- Directive
Print all of the data exactly as written.
──────────────────────────────
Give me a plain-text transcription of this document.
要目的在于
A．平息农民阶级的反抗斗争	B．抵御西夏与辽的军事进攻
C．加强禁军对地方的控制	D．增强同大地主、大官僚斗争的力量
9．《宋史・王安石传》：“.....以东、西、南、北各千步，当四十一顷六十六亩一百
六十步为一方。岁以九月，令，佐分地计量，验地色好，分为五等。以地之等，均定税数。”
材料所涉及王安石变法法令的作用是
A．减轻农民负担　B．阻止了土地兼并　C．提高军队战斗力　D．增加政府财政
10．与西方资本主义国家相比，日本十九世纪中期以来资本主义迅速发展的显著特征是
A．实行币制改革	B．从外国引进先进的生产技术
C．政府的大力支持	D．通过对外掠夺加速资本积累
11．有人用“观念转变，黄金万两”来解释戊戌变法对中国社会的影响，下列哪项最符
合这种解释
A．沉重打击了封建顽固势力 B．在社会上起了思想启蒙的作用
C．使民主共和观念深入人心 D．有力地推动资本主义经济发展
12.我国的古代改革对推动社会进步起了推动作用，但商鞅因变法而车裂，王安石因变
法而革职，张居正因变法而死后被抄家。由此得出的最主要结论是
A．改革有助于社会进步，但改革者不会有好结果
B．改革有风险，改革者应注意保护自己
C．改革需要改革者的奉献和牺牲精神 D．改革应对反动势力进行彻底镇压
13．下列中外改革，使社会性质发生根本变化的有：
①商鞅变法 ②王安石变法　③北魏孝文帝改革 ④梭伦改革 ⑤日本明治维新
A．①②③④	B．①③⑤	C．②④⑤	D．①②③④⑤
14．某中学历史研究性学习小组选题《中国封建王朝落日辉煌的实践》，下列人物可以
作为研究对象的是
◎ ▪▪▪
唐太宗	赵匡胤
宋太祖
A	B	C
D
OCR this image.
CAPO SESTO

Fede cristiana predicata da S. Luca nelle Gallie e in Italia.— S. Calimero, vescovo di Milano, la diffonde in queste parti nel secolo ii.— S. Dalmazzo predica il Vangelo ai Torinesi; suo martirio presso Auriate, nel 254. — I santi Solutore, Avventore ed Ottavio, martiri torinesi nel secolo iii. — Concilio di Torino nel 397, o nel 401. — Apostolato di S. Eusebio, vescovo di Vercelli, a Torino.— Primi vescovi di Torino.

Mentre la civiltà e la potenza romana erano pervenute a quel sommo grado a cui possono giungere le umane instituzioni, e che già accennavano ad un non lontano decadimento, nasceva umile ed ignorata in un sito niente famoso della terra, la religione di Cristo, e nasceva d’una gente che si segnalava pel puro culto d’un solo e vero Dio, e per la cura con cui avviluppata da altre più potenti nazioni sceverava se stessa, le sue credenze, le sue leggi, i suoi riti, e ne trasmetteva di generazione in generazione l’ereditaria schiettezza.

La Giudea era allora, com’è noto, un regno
──────────────────────────────
- Complete output
Give me a plain-text transcription of this document.
要目的在于
A．平息农民阶级的反抗斗争	B．抵御西夏与辽的军事进攻
C．加强禁军对地方的控制	D．增强同大地主、大官僚斗争的力量
9．《宋史・王安石传》：“.....以东、西、南、北各千步，当四十一顷六十六亩一百
六十步为一方。岁以九月，令，佐分地计量，验地色好，分为五等。以地之等，均定税数。”
材料所涉及王安石变法法令的作用是
A．减轻农民负担　B．阻止了土地兼并　C．提高军队战斗力　D．增加政府财政
10．与西方资本主义国家相比，日本十九世纪中期以来资本主义迅速发展的显著特征是
A．实行币制改革	B．从外国引进先进的生产技术
C．政府的大力支持	D．通过对外掠夺加速资本积累
11．有人用“观念转变，黄金万两”来解释戊戌变法对中国社会的影响，下列哪项最符
合这种解释
A．沉重打击了封建顽固势力 B．在社会上起了思想启蒙的作用
C．使民主共和观念深入人心 D．有力地推动资本主义经济发展
12.我国的古代改革对推动社会进步起了推动作用，但商鞅因变法而车裂，王安石因变
法而革职，张居正因变法而死后被抄家。由此得出的最主要结论是
A．改革有助于社会进步，但改革者不会有好结果
B．改革有风险，改革者应注意保护自己
C．改革需要改革者的奉献和牺牲精神 D．改革应对反动势力进行彻底镇压
13．下列中外改革，使社会性质发生根本变化的有：
①商鞅变法 ②王安石变法　③北魏孝文帝改革 ④梭伦改革 ⑤日本明治维新
A．①②③④	B．①③⑤	C．②④⑤	D．①②③④⑤
14．某中学历史研究性学习小组选题《中国封建王朝落日辉煌的实践》，下列人物可以
作为研究对象的是
◎ ▪▪▪
唐太宗	赵匡胤
宋太祖
A	B	C
D
OCR this image.
CAPO SESTO

Fede cristiana predicata da S. Luca nelle Gallie e in Italia.— S. Calimero, vescovo di Milano, la diffonde in queste parti nel secolo ii.— S. Dalmazzo predica il Vangelo ai Torinesi; suo martirio presso Auriate, nel 254. — I santi Solutore, Avventore ed Ottavio, martiri torinesi nel secolo iii. — Concilio di Torino nel 397, o nel 401. — Apostolato di S. Eusebio, vescovo di Vercelli, a Torino.— Primi vescovi di Torino.

Mentre la civiltà e la potenza romana erano pervenute a quel sommo grado a cui possono giungere le umane instituzioni, e che già accennavano ad un non lontano decadimento, nasceva umile ed ignorata in un sito niente famoso della terra, la religione di Cristo, e nasceva d’una gente che si segnalava pel puro culto d’un solo e vero Dio, e per la cura con cui avviluppata da altre più potenti nazioni sceverava se stessa, le sue credenze, le sue leggi, i suoi riti, e ne trasmetteva di generazione in generazione l’ereditaria schiettezza.

La Giudea era allora, com’è noto, un regno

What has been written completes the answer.